■ TO BE DONE
Could you write out every entry exactly as it stands?
### DATA FOR PROCESSING
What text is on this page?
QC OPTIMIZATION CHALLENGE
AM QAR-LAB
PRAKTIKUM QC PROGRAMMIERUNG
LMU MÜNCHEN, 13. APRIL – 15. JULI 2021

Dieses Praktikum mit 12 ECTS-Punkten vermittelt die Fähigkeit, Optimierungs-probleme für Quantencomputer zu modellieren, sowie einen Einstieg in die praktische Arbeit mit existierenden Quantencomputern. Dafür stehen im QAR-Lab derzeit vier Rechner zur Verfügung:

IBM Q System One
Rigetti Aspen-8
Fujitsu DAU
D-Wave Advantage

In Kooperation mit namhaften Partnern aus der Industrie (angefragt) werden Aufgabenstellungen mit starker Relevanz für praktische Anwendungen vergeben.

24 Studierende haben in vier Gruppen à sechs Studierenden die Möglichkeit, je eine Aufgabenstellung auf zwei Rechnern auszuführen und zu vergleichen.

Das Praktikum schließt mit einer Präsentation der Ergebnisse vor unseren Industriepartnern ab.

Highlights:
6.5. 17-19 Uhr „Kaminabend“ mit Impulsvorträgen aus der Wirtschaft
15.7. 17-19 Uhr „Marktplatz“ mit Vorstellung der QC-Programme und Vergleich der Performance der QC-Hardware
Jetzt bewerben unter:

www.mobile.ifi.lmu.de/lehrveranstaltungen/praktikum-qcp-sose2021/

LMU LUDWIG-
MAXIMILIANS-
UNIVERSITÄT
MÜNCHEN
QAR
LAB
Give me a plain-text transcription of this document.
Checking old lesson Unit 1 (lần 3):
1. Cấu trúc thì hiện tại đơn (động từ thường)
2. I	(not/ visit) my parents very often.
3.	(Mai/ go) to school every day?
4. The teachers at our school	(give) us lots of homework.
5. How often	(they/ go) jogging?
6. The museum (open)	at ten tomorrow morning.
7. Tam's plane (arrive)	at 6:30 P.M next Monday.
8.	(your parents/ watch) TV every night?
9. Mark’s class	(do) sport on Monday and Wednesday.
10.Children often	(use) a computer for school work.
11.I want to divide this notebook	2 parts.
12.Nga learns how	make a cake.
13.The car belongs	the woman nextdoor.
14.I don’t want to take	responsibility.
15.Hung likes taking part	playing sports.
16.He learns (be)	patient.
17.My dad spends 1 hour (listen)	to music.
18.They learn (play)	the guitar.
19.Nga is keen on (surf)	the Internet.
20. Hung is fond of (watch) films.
######
■ ANSWER FOR THE TASK
What text is on this page?
QC OPTIMIZATION CHALLENGE
AM QAR-LAB
PRAKTIKUM QC PROGRAMMIERUNG
LMU MÜNCHEN, 13. APRIL – 15. JULI 2021

Dieses Praktikum mit 12 ECTS-Punkten vermittelt die Fähigkeit, Optimierungs-probleme für Quantencomputer zu modellieren, sowie einen Einstieg in die praktische Arbeit mit existierenden Quantencomputern. Dafür stehen im QAR-Lab derzeit vier Rechner zur Verfügung:

IBM Q System One
Rigetti Aspen-8
Fujitsu DAU
D-Wave Advantage

In Kooperation mit namhaften Partnern aus der Industrie (angefragt) werden Aufgabenstellungen mit starker Relevanz für praktische Anwendungen vergeben.

24 Studierende haben in vier Gruppen à sechs Studierenden die Möglichkeit, je eine Aufgabenstellung auf zwei Rechnern auszuführen und zu vergleichen.

Das Praktikum schließt mit einer Präsentation der Ergebnisse vor unseren Industriepartnern ab.

Highlights:
6.5. 17-19 Uhr „Kaminabend“ mit Impulsvorträgen aus der Wirtschaft
15.7. 17-19 Uhr „Marktplatz“ mit Vorstellung der QC-Programme und Vergleich der Performance der QC-Hardware
Jetzt bewerben unter:

www.mobile.ifi.lmu.de/lehrveranstaltungen/praktikum-qcp-sose2021/

LMU LUDWIG-
MAXIMILIANS-
UNIVERSITÄT
MÜNCHEN
QAR
LAB
Give me a plain-text transcription of this document.
Checking old lesson Unit 1 (lần 3):
1. Cấu trúc thì hiện tại đơn (động từ thường)
2. I	(not/ visit) my parents very often.
3.	(Mai/ go) to school every day?
4. The teachers at our school	(give) us lots of homework.
5. How often	(they/ go) jogging?
6. The museum (open)	at ten tomorrow morning.
7. Tam's plane (arrive)	at 6:30 P.M next Monday.
8.	(your parents/ watch) TV every night?
9. Mark’s class	(do) sport on Monday and Wednesday.
10.Children often	(use) a computer for school work.
11.I want to divide this notebook	2 parts.
12.Nga learns how	make a cake.
13.The car belongs	the woman nextdoor.
14.I don’t want to take	responsibility.
15.Hung likes taking part	playing sports.
16.He learns (be)	patient.
17.My dad spends 1 hour (listen)	to music.
18.They learn (play)	the guitar.
19.Nga is keen on (surf)	the Internet.
20. Hung is fond of (watch) films.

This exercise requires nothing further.